Do this:
Will you quote all of the entries, word for word?

Records from a collection:
'''

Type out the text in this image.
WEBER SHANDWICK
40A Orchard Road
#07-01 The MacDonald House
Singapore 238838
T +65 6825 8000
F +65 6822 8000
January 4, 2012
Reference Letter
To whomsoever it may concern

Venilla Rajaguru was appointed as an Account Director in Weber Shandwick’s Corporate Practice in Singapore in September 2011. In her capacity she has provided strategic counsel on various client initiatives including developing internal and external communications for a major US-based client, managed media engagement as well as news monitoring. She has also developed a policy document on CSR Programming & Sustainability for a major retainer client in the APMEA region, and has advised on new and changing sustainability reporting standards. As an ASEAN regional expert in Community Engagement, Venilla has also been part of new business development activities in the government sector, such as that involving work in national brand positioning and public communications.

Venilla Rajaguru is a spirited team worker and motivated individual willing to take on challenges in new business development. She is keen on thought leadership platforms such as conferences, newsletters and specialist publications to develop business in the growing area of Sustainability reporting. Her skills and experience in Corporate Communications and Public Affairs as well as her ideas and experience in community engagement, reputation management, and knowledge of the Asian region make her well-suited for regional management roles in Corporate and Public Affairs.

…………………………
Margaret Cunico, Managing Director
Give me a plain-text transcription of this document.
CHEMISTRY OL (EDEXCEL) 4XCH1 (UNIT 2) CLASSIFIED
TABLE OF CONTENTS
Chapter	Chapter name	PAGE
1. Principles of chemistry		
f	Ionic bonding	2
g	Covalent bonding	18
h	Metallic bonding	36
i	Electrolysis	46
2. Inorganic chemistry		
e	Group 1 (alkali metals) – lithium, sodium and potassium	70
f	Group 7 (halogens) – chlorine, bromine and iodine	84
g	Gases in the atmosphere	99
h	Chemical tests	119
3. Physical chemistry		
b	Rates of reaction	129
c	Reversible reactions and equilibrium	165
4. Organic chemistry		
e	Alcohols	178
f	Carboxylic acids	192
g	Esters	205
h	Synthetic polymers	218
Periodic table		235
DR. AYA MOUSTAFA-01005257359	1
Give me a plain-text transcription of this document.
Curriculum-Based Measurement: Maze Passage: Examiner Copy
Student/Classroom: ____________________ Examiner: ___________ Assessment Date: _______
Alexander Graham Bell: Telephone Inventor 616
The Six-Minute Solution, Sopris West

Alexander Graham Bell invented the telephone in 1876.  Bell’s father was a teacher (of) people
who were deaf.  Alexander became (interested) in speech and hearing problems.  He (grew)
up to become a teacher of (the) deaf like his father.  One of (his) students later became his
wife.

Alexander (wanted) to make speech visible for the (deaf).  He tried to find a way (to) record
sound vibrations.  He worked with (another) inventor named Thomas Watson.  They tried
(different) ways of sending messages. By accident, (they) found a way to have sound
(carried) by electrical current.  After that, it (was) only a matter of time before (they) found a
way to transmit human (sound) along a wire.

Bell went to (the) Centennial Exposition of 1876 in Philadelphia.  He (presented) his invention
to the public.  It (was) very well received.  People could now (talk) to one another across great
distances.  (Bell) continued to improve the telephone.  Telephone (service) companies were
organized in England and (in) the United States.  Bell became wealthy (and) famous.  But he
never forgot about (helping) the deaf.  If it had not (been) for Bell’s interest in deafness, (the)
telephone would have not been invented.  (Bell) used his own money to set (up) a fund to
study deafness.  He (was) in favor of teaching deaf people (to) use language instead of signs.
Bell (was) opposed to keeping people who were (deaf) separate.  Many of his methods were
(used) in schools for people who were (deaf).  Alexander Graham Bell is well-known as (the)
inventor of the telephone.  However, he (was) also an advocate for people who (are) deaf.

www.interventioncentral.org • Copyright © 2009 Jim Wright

'''

Exercise response:
Type out the text in this image.
WEBER SHANDWICK
40A Orchard Road
#07-01 The MacDonald House
Singapore 238838
T +65 6825 8000
F +65 6822 8000
January 4, 2012
Reference Letter
To whomsoever it may concern

Venilla Rajaguru was appointed as an Account Director in Weber Shandwick’s Corporate Practice in Singapore in September 2011. In her capacity she has provided strategic counsel on various client initiatives including developing internal and external communications for a major US-based client, managed media engagement as well as news monitoring. She has also developed a policy document on CSR Programming & Sustainability for a major retainer client in the APMEA region, and has advised on new and changing sustainability reporting standards. As an ASEAN regional expert in Community Engagement, Venilla has also been part of new business development activities in the government sector, such as that involving work in national brand positioning and public communications.

Venilla Rajaguru is a spirited team worker and motivated individual willing to take on challenges in new business development. She is keen on thought leadership platforms such as conferences, newsletters and specialist publications to develop business in the growing area of Sustainability reporting. Her skills and experience in Corporate Communications and Public Affairs as well as her ideas and experience in community engagement, reputation management, and knowledge of the Asian region make her well-suited for regional management roles in Corporate and Public Affairs.

…………………………
Margaret Cunico, Managing Director
Give me a plain-text transcription of this document.
CHEMISTRY OL (EDEXCEL) 4XCH1 (UNIT 2) CLASSIFIED
TABLE OF CONTENTS
Chapter	Chapter name	PAGE
1. Principles of chemistry		
f	Ionic bonding	2
g	Covalent bonding	18
h	Metallic bonding	36
i	Electrolysis	46
2. Inorganic chemistry		
e	Group 1 (alkali metals) – lithium, sodium and potassium	70
f	Group 7 (halogens) – chlorine, bromine and iodine	84
g	Gases in the atmosphere	99
h	Chemical tests	119
3. Physical chemistry		
b	Rates of reaction	129
c	Reversible reactions and equilibrium	165
4. Organic chemistry		
e	Alcohols	178
f	Carboxylic acids	192
g	Esters	205
h	Synthetic polymers	218
Periodic table		235
DR. AYA MOUSTAFA-01005257359	1
Give me a plain-text transcription of this document.
Curriculum-Based Measurement: Maze Passage: Examiner Copy
Student/Classroom: ____________________ Examiner: ___________ Assessment Date: _______
Alexander Graham Bell: Telephone Inventor 616
The Six-Minute Solution, Sopris West

Alexander Graham Bell invented the telephone in 1876.  Bell’s father was a teacher (of) people
who were deaf.  Alexander became (interested) in speech and hearing problems.  He (grew)
up to become a teacher of (the) deaf like his father.  One of (his) students later became his
wife.

Alexander (wanted) to make speech visible for the (deaf).  He tried to find a way (to) record
sound vibrations.  He worked with (another) inventor named Thomas Watson.  They tried
(different) ways of sending messages. By accident, (they) found a way to have sound
(carried) by electrical current.  After that, it (was) only a matter of time before (they) found a
way to transmit human (sound) along a wire.

Bell went to (the) Centennial Exposition of 1876 in Philadelphia.  He (presented) his invention
to the public.  It (was) very well received.  People could now (talk) to one another across great
distances.  (Bell) continued to improve the telephone.  Telephone (service) companies were
organized in England and (in) the United States.  Bell became wealthy (and) famous.  But he
never forgot about (helping) the deaf.  If it had not (been) for Bell’s interest in deafness, (the)
telephone would have not been invented.  (Bell) used his own money to set (up) a fund to
study deafness.  He (was) in favor of teaching deaf people (to) use language instead of signs.
Bell (was) opposed to keeping people who were (deaf) separate.  Many of his methods were
(used) in schools for people who were (deaf).  Alexander Graham Bell is well-known as (the)
inventor of the telephone.  However, he (was) also an advocate for people who (are) deaf.

www.interventioncentral.org • Copyright © 2009 Jim Wright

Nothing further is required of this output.